'''

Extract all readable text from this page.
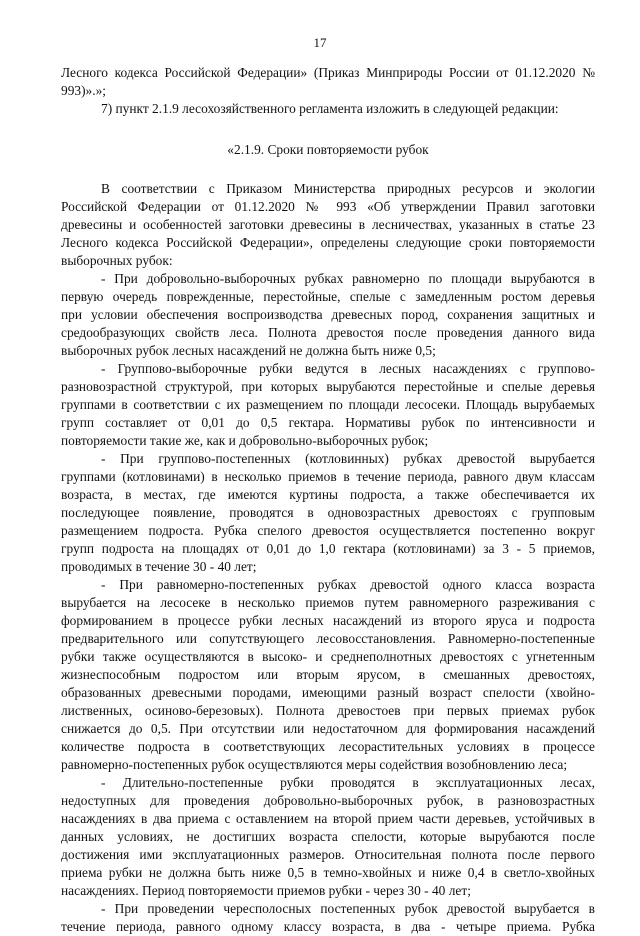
17
Лесного кодекса Российской Федерации» (Приказ Минприроды России от 01.12.2020 №
993)».»;
7) пункт 2.1.9 лесохозяйственного регламента изложить в следующей редакции:
«2.1.9. Сроки повторяемости рубок
В соответствии с Приказом Министерства природных ресурсов и экологии
Российской Федерации от 01.12.2020 № 993 «Об утверждении Правил заготовки
древесины и особенностей заготовки древесины в лесничествах, указанных в статье 23
Лесного кодекса Российской Федерации», определены следующие сроки повторяемости
выборочных рубок:
- При добровольно-выборочных рубках равномерно по площади вырубаются в
первую очередь поврежденные, перестойные, спелые с замедленным ростом деревья
при условии обеспечения воспроизводства древесных пород, сохранения защитных и
средообразующих свойств леса. Полнота древостоя после проведения данного вида
выборочных рубок лесных насаждений не должна быть ниже 0,5;
- Группово-выборочные рубки ведутся в лесных насаждениях с группово-
разновозрастной структурой, при которых вырубаются перестойные и спелые деревья
группами в соответствии с их размещением по площади лесосеки. Площадь вырубаемых
групп составляет от 0,01 до 0,5 гектара. Нормативы рубок по интенсивности и
повторяемости такие же, как и добровольно-выборочных рубок;
- При группово-постепенных (котловинных) рубках древостой вырубается
группами (котловинами) в несколько приемов в течение периода, равного двум классам
возраста, в местах, где имеются куртины подроста, а также обеспечивается их
последующее появление, проводятся в одновозрастных древостоях с групповым
размещением подроста. Рубка спелого древостоя осуществляется постепенно вокруг
групп подроста на площадях от 0,01 до 1,0 гектара (котловинами) за 3 - 5 приемов,
проводимых в течение 30 - 40 лет;
- При равномерно-постепенных рубках древостой одного класса возраста
вырубается на лесосеке в несколько приемов путем равномерного разреживания с
формированием в процессе рубки лесных насаждений из второго яруса и подроста
предварительного или сопутствующего лесовосстановления. Равномерно-постепенные
рубки также осуществляются в высоко- и среднеполнотных древостоях с угнетенным
жизнеспособным подростом или вторым ярусом, в смешанных древостоях,
образованных древесными породами, имеющими разный возраст спелости (хвойно-
лиственных, осиново-березовых). Полнота древостоев при первых приемах рубок
снижается до 0,5. При отсутствии или недостаточном для формирования насаждений
количестве подроста в соответствующих лесорастительных условиях в процессе
равномерно-постепенных рубок осуществляются меры содействия возобновлению леса;
- Длительно-постепенные рубки проводятся в эксплуатационных лесах,
недоступных для проведения добровольно-выборочных рубок, в разновозрастных
насаждениях в два приема с оставлением на второй прием части деревьев, устойчивых в
данных условиях, не достигших возраста спелости, которые вырубаются после
достижения ими эксплуатационных размеров. Относительная полнота после первого
приема рубки не должна быть ниже 0,5 в темно-хвойных и ниже 0,4 в светло-хвойных
насаждениях. Период повторяемости приемов рубки - через 30 - 40 лет;
- При проведении чересполосных постепенных рубок древостой вырубается в
течение периода, равного одному классу возраста, в два - четыре приема. Рубка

'''

Lines containing "рубки" are to be counted. State the total and add nothing.

6